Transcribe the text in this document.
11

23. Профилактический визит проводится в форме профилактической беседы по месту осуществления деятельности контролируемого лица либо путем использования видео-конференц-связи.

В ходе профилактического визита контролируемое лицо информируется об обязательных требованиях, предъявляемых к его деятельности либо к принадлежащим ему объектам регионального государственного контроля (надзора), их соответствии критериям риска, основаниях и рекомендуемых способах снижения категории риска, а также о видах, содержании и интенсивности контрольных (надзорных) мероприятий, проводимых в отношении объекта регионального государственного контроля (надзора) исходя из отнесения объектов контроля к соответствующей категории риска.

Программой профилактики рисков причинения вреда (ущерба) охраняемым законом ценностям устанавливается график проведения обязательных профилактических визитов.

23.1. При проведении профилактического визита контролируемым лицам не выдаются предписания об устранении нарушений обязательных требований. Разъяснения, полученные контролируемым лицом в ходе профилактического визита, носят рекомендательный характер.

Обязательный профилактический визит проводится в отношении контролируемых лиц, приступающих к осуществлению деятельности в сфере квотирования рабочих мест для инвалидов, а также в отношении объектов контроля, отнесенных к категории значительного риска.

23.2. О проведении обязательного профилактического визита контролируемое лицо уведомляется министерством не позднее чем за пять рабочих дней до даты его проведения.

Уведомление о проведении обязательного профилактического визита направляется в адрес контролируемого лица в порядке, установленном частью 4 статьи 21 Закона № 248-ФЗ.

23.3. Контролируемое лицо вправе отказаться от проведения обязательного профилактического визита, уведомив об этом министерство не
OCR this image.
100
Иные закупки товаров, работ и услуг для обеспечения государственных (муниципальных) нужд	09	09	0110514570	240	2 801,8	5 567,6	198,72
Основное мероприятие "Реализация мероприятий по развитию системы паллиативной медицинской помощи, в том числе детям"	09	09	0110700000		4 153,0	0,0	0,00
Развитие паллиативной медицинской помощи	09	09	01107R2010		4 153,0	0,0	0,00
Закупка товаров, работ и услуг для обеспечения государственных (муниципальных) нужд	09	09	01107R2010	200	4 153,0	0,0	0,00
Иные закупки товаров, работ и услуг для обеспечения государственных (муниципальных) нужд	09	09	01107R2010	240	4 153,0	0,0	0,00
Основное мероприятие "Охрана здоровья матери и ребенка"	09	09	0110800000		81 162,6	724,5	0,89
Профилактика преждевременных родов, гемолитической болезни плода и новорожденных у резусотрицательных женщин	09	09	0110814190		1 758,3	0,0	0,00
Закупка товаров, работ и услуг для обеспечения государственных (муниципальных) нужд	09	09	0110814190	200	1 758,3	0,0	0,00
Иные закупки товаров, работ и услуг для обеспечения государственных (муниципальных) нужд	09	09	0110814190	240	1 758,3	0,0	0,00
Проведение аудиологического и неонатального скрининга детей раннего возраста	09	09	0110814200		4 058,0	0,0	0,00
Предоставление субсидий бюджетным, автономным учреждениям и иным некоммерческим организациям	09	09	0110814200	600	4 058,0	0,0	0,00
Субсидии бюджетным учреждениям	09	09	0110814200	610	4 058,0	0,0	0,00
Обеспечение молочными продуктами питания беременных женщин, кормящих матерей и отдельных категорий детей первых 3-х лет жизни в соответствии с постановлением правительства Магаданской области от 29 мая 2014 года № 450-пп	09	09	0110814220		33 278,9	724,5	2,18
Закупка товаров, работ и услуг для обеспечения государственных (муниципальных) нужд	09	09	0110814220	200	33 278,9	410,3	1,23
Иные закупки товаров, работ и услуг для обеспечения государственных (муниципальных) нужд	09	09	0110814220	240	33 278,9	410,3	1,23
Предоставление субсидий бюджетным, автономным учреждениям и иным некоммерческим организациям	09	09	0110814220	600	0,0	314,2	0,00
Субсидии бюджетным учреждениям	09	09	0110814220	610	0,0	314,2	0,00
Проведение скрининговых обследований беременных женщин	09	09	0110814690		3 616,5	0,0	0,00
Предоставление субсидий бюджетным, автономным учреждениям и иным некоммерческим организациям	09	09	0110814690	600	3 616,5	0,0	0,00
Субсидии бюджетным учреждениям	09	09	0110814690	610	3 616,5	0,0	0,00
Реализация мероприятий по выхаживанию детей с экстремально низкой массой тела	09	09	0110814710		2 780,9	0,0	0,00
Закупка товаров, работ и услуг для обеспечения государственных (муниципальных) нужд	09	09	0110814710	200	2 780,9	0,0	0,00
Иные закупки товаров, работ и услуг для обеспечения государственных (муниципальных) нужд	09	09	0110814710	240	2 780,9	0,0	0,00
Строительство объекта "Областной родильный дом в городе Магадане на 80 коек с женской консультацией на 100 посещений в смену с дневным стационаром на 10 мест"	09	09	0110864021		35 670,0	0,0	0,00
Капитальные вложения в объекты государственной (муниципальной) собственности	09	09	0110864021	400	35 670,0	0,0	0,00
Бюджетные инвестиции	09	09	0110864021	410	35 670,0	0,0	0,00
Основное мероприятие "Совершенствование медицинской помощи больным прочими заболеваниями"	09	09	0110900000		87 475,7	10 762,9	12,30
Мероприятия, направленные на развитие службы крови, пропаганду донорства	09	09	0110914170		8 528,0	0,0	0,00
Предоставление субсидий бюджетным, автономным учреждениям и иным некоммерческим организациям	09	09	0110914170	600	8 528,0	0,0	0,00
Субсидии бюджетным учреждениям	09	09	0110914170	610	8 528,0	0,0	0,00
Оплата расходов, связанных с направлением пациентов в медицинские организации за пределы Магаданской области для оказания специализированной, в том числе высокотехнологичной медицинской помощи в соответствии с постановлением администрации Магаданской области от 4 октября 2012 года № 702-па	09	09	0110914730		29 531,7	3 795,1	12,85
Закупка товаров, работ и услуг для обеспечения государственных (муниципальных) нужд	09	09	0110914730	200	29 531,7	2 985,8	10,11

-- Task requirements --
Copy all of the material word for word.

-- Answer in full --
Transcribe the text in this document.
11

23. Профилактический визит проводится в форме профилактической беседы по месту осуществления деятельности контролируемого лица либо путем использования видео-конференц-связи.

В ходе профилактического визита контролируемое лицо информируется об обязательных требованиях, предъявляемых к его деятельности либо к принадлежащим ему объектам регионального государственного контроля (надзора), их соответствии критериям риска, основаниях и рекомендуемых способах снижения категории риска, а также о видах, содержании и интенсивности контрольных (надзорных) мероприятий, проводимых в отношении объекта регионального государственного контроля (надзора) исходя из отнесения объектов контроля к соответствующей категории риска.

Программой профилактики рисков причинения вреда (ущерба) охраняемым законом ценностям устанавливается график проведения обязательных профилактических визитов.

23.1. При проведении профилактического визита контролируемым лицам не выдаются предписания об устранении нарушений обязательных требований. Разъяснения, полученные контролируемым лицом в ходе профилактического визита, носят рекомендательный характер.

Обязательный профилактический визит проводится в отношении контролируемых лиц, приступающих к осуществлению деятельности в сфере квотирования рабочих мест для инвалидов, а также в отношении объектов контроля, отнесенных к категории значительного риска.

23.2. О проведении обязательного профилактического визита контролируемое лицо уведомляется министерством не позднее чем за пять рабочих дней до даты его проведения.

Уведомление о проведении обязательного профилактического визита направляется в адрес контролируемого лица в порядке, установленном частью 4 статьи 21 Закона № 248-ФЗ.

23.3. Контролируемое лицо вправе отказаться от проведения обязательного профилактического визита, уведомив об этом министерство не
OCR this image.
100
Иные закупки товаров, работ и услуг для обеспечения государственных (муниципальных) нужд	09	09	0110514570	240	2 801,8	5 567,6	198,72
Основное мероприятие "Реализация мероприятий по развитию системы паллиативной медицинской помощи, в том числе детям"	09	09	0110700000		4 153,0	0,0	0,00
Развитие паллиативной медицинской помощи	09	09	01107R2010		4 153,0	0,0	0,00
Закупка товаров, работ и услуг для обеспечения государственных (муниципальных) нужд	09	09	01107R2010	200	4 153,0	0,0	0,00
Иные закупки товаров, работ и услуг для обеспечения государственных (муниципальных) нужд	09	09	01107R2010	240	4 153,0	0,0	0,00
Основное мероприятие "Охрана здоровья матери и ребенка"	09	09	0110800000		81 162,6	724,5	0,89
Профилактика преждевременных родов, гемолитической болезни плода и новорожденных у резусотрицательных женщин	09	09	0110814190		1 758,3	0,0	0,00
Закупка товаров, работ и услуг для обеспечения государственных (муниципальных) нужд	09	09	0110814190	200	1 758,3	0,0	0,00
Иные закупки товаров, работ и услуг для обеспечения государственных (муниципальных) нужд	09	09	0110814190	240	1 758,3	0,0	0,00
Проведение аудиологического и неонатального скрининга детей раннего возраста	09	09	0110814200		4 058,0	0,0	0,00
Предоставление субсидий бюджетным, автономным учреждениям и иным некоммерческим организациям	09	09	0110814200	600	4 058,0	0,0	0,00
Субсидии бюджетным учреждениям	09	09	0110814200	610	4 058,0	0,0	0,00
Обеспечение молочными продуктами питания беременных женщин, кормящих матерей и отдельных категорий детей первых 3-х лет жизни в соответствии с постановлением правительства Магаданской области от 29 мая 2014 года № 450-пп	09	09	0110814220		33 278,9	724,5	2,18
Закупка товаров, работ и услуг для обеспечения государственных (муниципальных) нужд	09	09	0110814220	200	33 278,9	410,3	1,23
Иные закупки товаров, работ и услуг для обеспечения государственных (муниципальных) нужд	09	09	0110814220	240	33 278,9	410,3	1,23
Предоставление субсидий бюджетным, автономным учреждениям и иным некоммерческим организациям	09	09	0110814220	600	0,0	314,2	0,00
Субсидии бюджетным учреждениям	09	09	0110814220	610	0,0	314,2	0,00
Проведение скрининговых обследований беременных женщин	09	09	0110814690		3 616,5	0,0	0,00
Предоставление субсидий бюджетным, автономным учреждениям и иным некоммерческим организациям	09	09	0110814690	600	3 616,5	0,0	0,00
Субсидии бюджетным учреждениям	09	09	0110814690	610	3 616,5	0,0	0,00
Реализация мероприятий по выхаживанию детей с экстремально низкой массой тела	09	09	0110814710		2 780,9	0,0	0,00
Закупка товаров, работ и услуг для обеспечения государственных (муниципальных) нужд	09	09	0110814710	200	2 780,9	0,0	0,00
Иные закупки товаров, работ и услуг для обеспечения государственных (муниципальных) нужд	09	09	0110814710	240	2 780,9	0,0	0,00
Строительство объекта "Областной родильный дом в городе Магадане на 80 коек с женской консультацией на 100 посещений в смену с дневным стационаром на 10 мест"	09	09	0110864021		35 670,0	0,0	0,00
Капитальные вложения в объекты государственной (муниципальной) собственности	09	09	0110864021	400	35 670,0	0,0	0,00
Бюджетные инвестиции	09	09	0110864021	410	35 670,0	0,0	0,00
Основное мероприятие "Совершенствование медицинской помощи больным прочими заболеваниями"	09	09	0110900000		87 475,7	10 762,9	12,30
Мероприятия, направленные на развитие службы крови, пропаганду донорства	09	09	0110914170		8 528,0	0,0	0,00
Предоставление субсидий бюджетным, автономным учреждениям и иным некоммерческим организациям	09	09	0110914170	600	8 528,0	0,0	0,00
Субсидии бюджетным учреждениям	09	09	0110914170	610	8 528,0	0,0	0,00
Оплата расходов, связанных с направлением пациентов в медицинские организации за пределы Магаданской области для оказания специализированной, в том числе высокотехнологичной медицинской помощи в соответствии с постановлением администрации Магаданской области от 4 октября 2012 года № 702-па	09	09	0110914730		29 531,7	3 795,1	12,85
Закупка товаров, работ и услуг для обеспечения государственных (муниципальных) нужд	09	09	0110914730	200	29 531,7	2 985,8	10,11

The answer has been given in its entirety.